Data for this task:
╔══

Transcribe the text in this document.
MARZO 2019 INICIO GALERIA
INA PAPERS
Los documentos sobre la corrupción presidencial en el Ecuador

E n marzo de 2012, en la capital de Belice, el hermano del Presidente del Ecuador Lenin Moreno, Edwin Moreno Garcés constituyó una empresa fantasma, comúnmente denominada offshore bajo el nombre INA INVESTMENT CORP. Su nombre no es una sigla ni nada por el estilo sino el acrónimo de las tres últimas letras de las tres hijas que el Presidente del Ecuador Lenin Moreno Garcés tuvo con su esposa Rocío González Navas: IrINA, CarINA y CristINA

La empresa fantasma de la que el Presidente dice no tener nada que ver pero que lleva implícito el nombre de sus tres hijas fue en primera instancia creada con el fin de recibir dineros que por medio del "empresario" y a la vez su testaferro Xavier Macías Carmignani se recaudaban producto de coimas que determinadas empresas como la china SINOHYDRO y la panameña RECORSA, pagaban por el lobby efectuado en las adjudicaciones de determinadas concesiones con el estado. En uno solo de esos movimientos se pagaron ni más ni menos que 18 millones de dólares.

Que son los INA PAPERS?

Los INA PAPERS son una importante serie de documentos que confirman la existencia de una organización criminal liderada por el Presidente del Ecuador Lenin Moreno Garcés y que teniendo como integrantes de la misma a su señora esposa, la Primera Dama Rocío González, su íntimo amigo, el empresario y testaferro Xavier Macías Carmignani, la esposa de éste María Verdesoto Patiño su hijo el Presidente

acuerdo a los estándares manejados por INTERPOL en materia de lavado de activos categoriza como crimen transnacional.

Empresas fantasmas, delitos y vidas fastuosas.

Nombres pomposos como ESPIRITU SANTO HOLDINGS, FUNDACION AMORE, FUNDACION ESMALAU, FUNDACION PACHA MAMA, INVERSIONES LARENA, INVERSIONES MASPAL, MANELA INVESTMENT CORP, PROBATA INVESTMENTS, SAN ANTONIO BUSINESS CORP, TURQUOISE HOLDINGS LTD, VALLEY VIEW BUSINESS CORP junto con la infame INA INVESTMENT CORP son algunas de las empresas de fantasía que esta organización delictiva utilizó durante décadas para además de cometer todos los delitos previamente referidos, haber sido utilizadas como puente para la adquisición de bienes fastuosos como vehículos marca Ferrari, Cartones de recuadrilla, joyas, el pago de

╚══

Work to do:
Reproduce the records in full, exactly as written.

Response to the task:
Transcribe the text in this document.
MARZO 2019 INICIO GALERIA
INA PAPERS
Los documentos sobre la corrupción presidencial en el Ecuador

E n marzo de 2012, en la capital de Belice, el hermano del Presidente del Ecuador Lenin Moreno, Edwin Moreno Garcés constituyó una empresa fantasma, comúnmente denominada offshore bajo el nombre INA INVESTMENT CORP. Su nombre no es una sigla ni nada por el estilo sino el acrónimo de las tres últimas letras de las tres hijas que el Presidente del Ecuador Lenin Moreno Garcés tuvo con su esposa Rocío González Navas: IrINA, CarINA y CristINA

La empresa fantasma de la que el Presidente dice no tener nada que ver pero que lleva implícito el nombre de sus tres hijas fue en primera instancia creada con el fin de recibir dineros que por medio del "empresario" y a la vez su testaferro Xavier Macías Carmignani se recaudaban producto de coimas que determinadas empresas como la china SINOHYDRO y la panameña RECORSA, pagaban por el lobby efectuado en las adjudicaciones de determinadas concesiones con el estado. En uno solo de esos movimientos se pagaron ni más ni menos que 18 millones de dólares.

Que son los INA PAPERS?

Los INA PAPERS son una importante serie de documentos que confirman la existencia de una organización criminal liderada por el Presidente del Ecuador Lenin Moreno Garcés y que teniendo como integrantes de la misma a su señora esposa, la Primera Dama Rocío González, su íntimo amigo, el empresario y testaferro Xavier Macías Carmignani, la esposa de éste María Verdesoto Patiño su hijo el Presidente

acuerdo a los estándares manejados por INTERPOL en materia de lavado de activos categoriza como crimen transnacional.

Empresas fantasmas, delitos y vidas fastuosas.

Nombres pomposos como ESPIRITU SANTO HOLDINGS, FUNDACION AMORE, FUNDACION ESMALAU, FUNDACION PACHA MAMA, INVERSIONES LARENA, INVERSIONES MASPAL, MANELA INVESTMENT CORP, PROBATA INVESTMENTS, SAN ANTONIO BUSINESS CORP, TURQUOISE HOLDINGS LTD, VALLEY VIEW BUSINESS CORP junto con la infame INA INVESTMENT CORP son algunas de las empresas de fantasía que esta organización delictiva utilizó durante décadas para además de cometer todos los delitos previamente referidos, haber sido utilizadas como puente para la adquisición de bienes fastuosos como vehículos marca Ferrari, Cartones de recuadrilla, joyas, el pago de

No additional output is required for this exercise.